» **Work to do**
Your task is to copy the material exactly.

» **Supplied data**
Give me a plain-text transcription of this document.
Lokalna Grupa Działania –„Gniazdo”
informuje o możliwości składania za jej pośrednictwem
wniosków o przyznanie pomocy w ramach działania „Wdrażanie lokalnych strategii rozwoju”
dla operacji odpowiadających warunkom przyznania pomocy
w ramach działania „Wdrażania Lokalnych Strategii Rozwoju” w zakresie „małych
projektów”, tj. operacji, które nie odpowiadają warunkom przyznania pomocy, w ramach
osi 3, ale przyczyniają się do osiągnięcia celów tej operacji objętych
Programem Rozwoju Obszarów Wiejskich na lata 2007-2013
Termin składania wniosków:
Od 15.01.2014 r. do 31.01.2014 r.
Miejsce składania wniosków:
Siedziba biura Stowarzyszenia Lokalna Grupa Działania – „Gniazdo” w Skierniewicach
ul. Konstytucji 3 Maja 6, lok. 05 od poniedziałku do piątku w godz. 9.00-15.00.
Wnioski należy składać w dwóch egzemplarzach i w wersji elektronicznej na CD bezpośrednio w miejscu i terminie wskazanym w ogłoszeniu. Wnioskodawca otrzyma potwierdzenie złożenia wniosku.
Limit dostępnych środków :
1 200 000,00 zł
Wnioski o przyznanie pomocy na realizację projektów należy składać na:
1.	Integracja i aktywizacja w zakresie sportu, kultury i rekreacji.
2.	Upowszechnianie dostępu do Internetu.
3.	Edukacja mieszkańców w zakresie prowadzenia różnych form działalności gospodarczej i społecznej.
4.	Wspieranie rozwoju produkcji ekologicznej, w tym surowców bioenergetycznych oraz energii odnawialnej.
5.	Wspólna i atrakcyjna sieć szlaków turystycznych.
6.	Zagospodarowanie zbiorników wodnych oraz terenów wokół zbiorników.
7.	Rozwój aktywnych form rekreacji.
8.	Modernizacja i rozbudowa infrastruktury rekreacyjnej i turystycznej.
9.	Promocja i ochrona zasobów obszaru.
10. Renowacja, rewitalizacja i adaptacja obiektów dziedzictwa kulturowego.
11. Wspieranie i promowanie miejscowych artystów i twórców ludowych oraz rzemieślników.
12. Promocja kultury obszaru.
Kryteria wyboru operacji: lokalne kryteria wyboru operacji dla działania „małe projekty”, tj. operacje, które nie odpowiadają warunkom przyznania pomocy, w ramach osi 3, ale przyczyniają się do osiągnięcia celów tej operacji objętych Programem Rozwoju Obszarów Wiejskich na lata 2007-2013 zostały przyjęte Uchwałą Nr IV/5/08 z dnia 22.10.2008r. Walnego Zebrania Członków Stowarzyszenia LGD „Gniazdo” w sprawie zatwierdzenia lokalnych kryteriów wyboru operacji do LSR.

» **Exercise solution**
Give me a plain-text transcription of this document.
Lokalna Grupa Działania –„Gniazdo”
informuje o możliwości składania za jej pośrednictwem
wniosków o przyznanie pomocy w ramach działania „Wdrażanie lokalnych strategii rozwoju”
dla operacji odpowiadających warunkom przyznania pomocy
w ramach działania „Wdrażania Lokalnych Strategii Rozwoju” w zakresie „małych
projektów”, tj. operacji, które nie odpowiadają warunkom przyznania pomocy, w ramach
osi 3, ale przyczyniają się do osiągnięcia celów tej operacji objętych
Programem Rozwoju Obszarów Wiejskich na lata 2007-2013
Termin składania wniosków:
Od 15.01.2014 r. do 31.01.2014 r.
Miejsce składania wniosków:
Siedziba biura Stowarzyszenia Lokalna Grupa Działania – „Gniazdo” w Skierniewicach
ul. Konstytucji 3 Maja 6, lok. 05 od poniedziałku do piątku w godz. 9.00-15.00.
Wnioski należy składać w dwóch egzemplarzach i w wersji elektronicznej na CD bezpośrednio w miejscu i terminie wskazanym w ogłoszeniu. Wnioskodawca otrzyma potwierdzenie złożenia wniosku.
Limit dostępnych środków :
1 200 000,00 zł
Wnioski o przyznanie pomocy na realizację projektów należy składać na:
1.	Integracja i aktywizacja w zakresie sportu, kultury i rekreacji.
2.	Upowszechnianie dostępu do Internetu.
3.	Edukacja mieszkańców w zakresie prowadzenia różnych form działalności gospodarczej i społecznej.
4.	Wspieranie rozwoju produkcji ekologicznej, w tym surowców bioenergetycznych oraz energii odnawialnej.
5.	Wspólna i atrakcyjna sieć szlaków turystycznych.
6.	Zagospodarowanie zbiorników wodnych oraz terenów wokół zbiorników.
7.	Rozwój aktywnych form rekreacji.
8.	Modernizacja i rozbudowa infrastruktury rekreacyjnej i turystycznej.
9.	Promocja i ochrona zasobów obszaru.
10. Renowacja, rewitalizacja i adaptacja obiektów dziedzictwa kulturowego.
11. Wspieranie i promowanie miejscowych artystów i twórców ludowych oraz rzemieślników.
12. Promocja kultury obszaru.
Kryteria wyboru operacji: lokalne kryteria wyboru operacji dla działania „małe projekty”, tj. operacje, które nie odpowiadają warunkom przyznania pomocy, w ramach osi 3, ale przyczyniają się do osiągnięcia celów tej operacji objętych Programem Rozwoju Obszarów Wiejskich na lata 2007-2013 zostały przyjęte Uchwałą Nr IV/5/08 z dnia 22.10.2008r. Walnego Zebrania Członków Stowarzyszenia LGD „Gniazdo” w sprawie zatwierdzenia lokalnych kryteriów wyboru operacji do LSR.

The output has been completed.